[Records]
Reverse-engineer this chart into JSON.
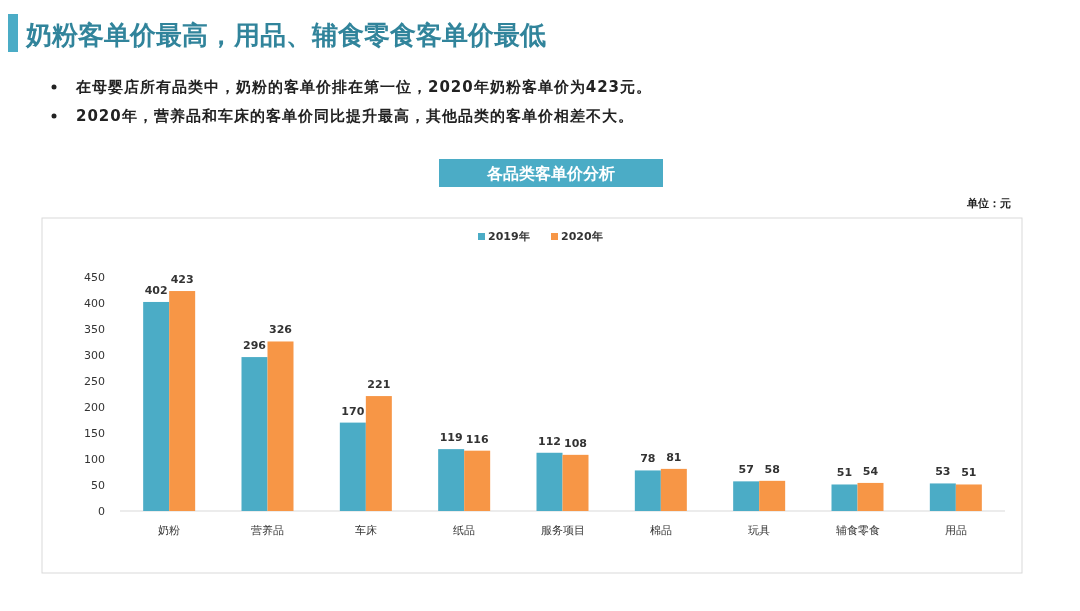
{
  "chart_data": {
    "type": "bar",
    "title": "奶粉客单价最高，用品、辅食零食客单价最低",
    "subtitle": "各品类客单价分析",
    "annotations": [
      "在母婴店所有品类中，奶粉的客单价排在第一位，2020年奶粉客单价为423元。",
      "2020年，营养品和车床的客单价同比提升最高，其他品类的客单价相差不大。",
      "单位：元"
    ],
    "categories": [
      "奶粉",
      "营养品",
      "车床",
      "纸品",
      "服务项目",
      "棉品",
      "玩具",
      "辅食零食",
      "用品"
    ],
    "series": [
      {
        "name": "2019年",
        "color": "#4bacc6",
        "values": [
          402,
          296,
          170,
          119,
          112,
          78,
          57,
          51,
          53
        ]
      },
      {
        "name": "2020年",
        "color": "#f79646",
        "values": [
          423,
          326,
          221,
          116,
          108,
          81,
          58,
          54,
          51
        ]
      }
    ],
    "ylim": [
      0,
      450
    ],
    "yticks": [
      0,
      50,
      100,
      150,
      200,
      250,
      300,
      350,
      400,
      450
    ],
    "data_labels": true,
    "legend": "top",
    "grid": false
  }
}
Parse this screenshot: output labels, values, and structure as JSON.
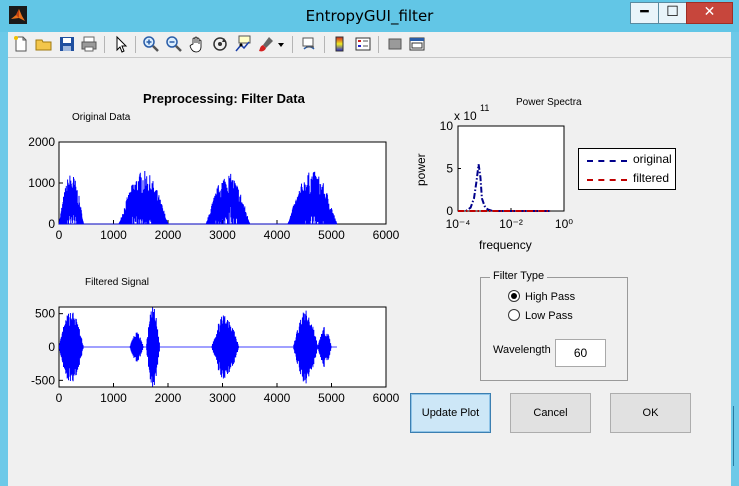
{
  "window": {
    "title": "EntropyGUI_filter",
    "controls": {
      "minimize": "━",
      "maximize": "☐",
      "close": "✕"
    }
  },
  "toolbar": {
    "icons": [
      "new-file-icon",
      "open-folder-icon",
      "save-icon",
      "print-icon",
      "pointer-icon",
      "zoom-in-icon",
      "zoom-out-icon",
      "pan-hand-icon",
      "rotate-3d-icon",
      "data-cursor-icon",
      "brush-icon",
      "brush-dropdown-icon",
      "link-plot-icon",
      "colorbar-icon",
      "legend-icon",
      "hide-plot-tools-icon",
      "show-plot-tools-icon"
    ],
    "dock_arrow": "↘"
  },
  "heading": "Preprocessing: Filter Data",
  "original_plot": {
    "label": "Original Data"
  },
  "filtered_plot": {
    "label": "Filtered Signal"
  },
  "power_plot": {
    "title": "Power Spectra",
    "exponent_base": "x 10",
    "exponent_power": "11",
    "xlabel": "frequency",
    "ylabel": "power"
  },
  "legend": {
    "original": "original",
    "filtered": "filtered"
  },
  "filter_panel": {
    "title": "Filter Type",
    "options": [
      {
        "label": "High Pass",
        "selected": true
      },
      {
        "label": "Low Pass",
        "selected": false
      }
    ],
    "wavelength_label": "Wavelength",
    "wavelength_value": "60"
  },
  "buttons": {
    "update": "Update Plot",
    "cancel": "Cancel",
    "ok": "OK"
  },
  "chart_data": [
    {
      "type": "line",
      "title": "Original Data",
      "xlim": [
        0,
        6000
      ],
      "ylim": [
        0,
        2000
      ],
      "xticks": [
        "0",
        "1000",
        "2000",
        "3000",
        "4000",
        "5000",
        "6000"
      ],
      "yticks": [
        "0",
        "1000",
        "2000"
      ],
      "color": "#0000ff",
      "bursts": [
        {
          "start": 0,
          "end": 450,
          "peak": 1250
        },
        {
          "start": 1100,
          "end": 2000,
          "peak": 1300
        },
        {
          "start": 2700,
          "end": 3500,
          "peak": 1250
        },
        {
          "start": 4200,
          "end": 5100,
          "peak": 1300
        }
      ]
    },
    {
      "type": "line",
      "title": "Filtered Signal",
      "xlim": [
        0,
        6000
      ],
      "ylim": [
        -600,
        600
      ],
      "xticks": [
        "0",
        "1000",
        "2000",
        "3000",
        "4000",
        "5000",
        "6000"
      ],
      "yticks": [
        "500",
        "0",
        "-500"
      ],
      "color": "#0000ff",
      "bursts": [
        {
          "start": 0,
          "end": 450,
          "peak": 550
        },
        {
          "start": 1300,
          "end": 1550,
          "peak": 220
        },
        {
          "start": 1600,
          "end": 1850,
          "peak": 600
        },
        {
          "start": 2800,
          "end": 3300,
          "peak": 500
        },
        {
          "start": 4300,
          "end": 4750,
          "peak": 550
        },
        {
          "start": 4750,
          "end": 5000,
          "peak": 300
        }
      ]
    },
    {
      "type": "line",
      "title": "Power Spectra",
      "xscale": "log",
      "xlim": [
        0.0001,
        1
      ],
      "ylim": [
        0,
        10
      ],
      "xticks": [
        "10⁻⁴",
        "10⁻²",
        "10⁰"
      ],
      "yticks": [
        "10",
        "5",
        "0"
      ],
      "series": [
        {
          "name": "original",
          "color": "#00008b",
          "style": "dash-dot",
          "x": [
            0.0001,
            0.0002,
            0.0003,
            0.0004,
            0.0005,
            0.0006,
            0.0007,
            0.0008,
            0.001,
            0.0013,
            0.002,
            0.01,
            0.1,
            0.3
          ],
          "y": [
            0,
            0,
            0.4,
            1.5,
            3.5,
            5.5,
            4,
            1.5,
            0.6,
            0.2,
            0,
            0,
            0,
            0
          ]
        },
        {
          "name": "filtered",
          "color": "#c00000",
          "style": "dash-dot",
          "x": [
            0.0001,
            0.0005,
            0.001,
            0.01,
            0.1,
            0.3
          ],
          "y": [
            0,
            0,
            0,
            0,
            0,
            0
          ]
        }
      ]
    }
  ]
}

## Do this
Restate each entry word for word, please, but drop any images it holds.

## Reply
Reverse-engineer this chart into JSON.
{
  "chart_data": {
    "type": "bar",
    "title": "奶粉客单价最高，用品、辅食零食客单价最低",
    "subtitle": "各品类客单价分析",
    "annotations": [
      "在母婴店所有品类中，奶粉的客单价排在第一位，2020年奶粉客单价为423元。",
      "2020年，营养品和车床的客单价同比提升最高，其他品类的客单价相差不大。",
      "单位：元"
    ],
    "categories": [
      "奶粉",
      "营养品",
      "车床",
      "纸品",
      "服务项目",
      "棉品",
      "玩具",
      "辅食零食",
      "用品"
    ],
    "series": [
      {
        "name": "2019年",
        "color": "#4bacc6",
        "values": [
          402,
          296,
          170,
          119,
          112,
          78,
          57,
          51,
          53
        ]
      },
      {
        "name": "2020年",
        "color": "#f79646",
        "values": [
          423,
          326,
          221,
          116,
          108,
          81,
          58,
          54,
          51
        ]
      }
    ],
    "ylim": [
      0,
      450
    ],
    "yticks": [
      0,
      50,
      100,
      150,
      200,
      250,
      300,
      350,
      400,
      450
    ],
    "data_labels": true,
    "legend": "top",
    "grid": false
  }
}
Parse this screenshot: output labels, values, and structure as JSON.
{
  "window": {
    "title": "EntropyGUI_filter",
    "controls": {
      "minimize": "━",
      "maximize": "☐",
      "close": "✕"
    }
  },
  "toolbar": {
    "icons": [
      "new-file-icon",
      "open-folder-icon",
      "save-icon",
      "print-icon",
      "pointer-icon",
      "zoom-in-icon",
      "zoom-out-icon",
      "pan-hand-icon",
      "rotate-3d-icon",
      "data-cursor-icon",
      "brush-icon",
      "brush-dropdown-icon",
      "link-plot-icon",
      "colorbar-icon",
      "legend-icon",
      "hide-plot-tools-icon",
      "show-plot-tools-icon"
    ],
    "dock_arrow": "↘"
  },
  "heading": "Preprocessing: Filter Data",
  "original_plot": {
    "label": "Original Data"
  },
  "filtered_plot": {
    "label": "Filtered Signal"
  },
  "power_plot": {
    "title": "Power Spectra",
    "exponent_base": "x 10",
    "exponent_power": "11",
    "xlabel": "frequency",
    "ylabel": "power"
  },
  "legend": {
    "original": "original",
    "filtered": "filtered"
  },
  "filter_panel": {
    "title": "Filter Type",
    "options": [
      {
        "label": "High Pass",
        "selected": true
      },
      {
        "label": "Low Pass",
        "selected": false
      }
    ],
    "wavelength_label": "Wavelength",
    "wavelength_value": "60"
  },
  "buttons": {
    "update": "Update Plot",
    "cancel": "Cancel",
    "ok": "OK"
  },
  "chart_data": [
    {
      "type": "line",
      "title": "Original Data",
      "xlim": [
        0,
        6000
      ],
      "ylim": [
        0,
        2000
      ],
      "xticks": [
        "0",
        "1000",
        "2000",
        "3000",
        "4000",
        "5000",
        "6000"
      ],
      "yticks": [
        "0",
        "1000",
        "2000"
      ],
      "color": "#0000ff",
      "bursts": [
        {
          "start": 0,
          "end": 450,
          "peak": 1250
        },
        {
          "start": 1100,
          "end": 2000,
          "peak": 1300
        },
        {
          "start": 2700,
          "end": 3500,
          "peak": 1250
        },
        {
          "start": 4200,
          "end": 5100,
          "peak": 1300
        }
      ]
    },
    {
      "type": "line",
      "title": "Filtered Signal",
      "xlim": [
        0,
        6000
      ],
      "ylim": [
        -600,
        600
      ],
      "xticks": [
        "0",
        "1000",
        "2000",
        "3000",
        "4000",
        "5000",
        "6000"
      ],
      "yticks": [
        "500",
        "0",
        "-500"
      ],
      "color": "#0000ff",
      "bursts": [
        {
          "start": 0,
          "end": 450,
          "peak": 550
        },
        {
          "start": 1300,
          "end": 1550,
          "peak": 220
        },
        {
          "start": 1600,
          "end": 1850,
          "peak": 600
        },
        {
          "start": 2800,
          "end": 3300,
          "peak": 500
        },
        {
          "start": 4300,
          "end": 4750,
          "peak": 550
        },
        {
          "start": 4750,
          "end": 5000,
          "peak": 300
        }
      ]
    },
    {
      "type": "line",
      "title": "Power Spectra",
      "xscale": "log",
      "xlim": [
        0.0001,
        1
      ],
      "ylim": [
        0,
        10
      ],
      "xticks": [
        "10⁻⁴",
        "10⁻²",
        "10⁰"
      ],
      "yticks": [
        "10",
        "5",
        "0"
      ],
      "series": [
        {
          "name": "original",
          "color": "#00008b",
          "style": "dash-dot",
          "x": [
            0.0001,
            0.0002,
            0.0003,
            0.0004,
            0.0005,
            0.0006,
            0.0007,
            0.0008,
            0.001,
            0.0013,
            0.002,
            0.01,
            0.1,
            0.3
          ],
          "y": [
            0,
            0,
            0.4,
            1.5,
            3.5,
            5.5,
            4,
            1.5,
            0.6,
            0.2,
            0,
            0,
            0,
            0
          ]
        },
        {
          "name": "filtered",
          "color": "#c00000",
          "style": "dash-dot",
          "x": [
            0.0001,
            0.0005,
            0.001,
            0.01,
            0.1,
            0.3
          ],
          "y": [
            0,
            0,
            0,
            0,
            0,
            0
          ]
        }
      ]
    }
  ]
}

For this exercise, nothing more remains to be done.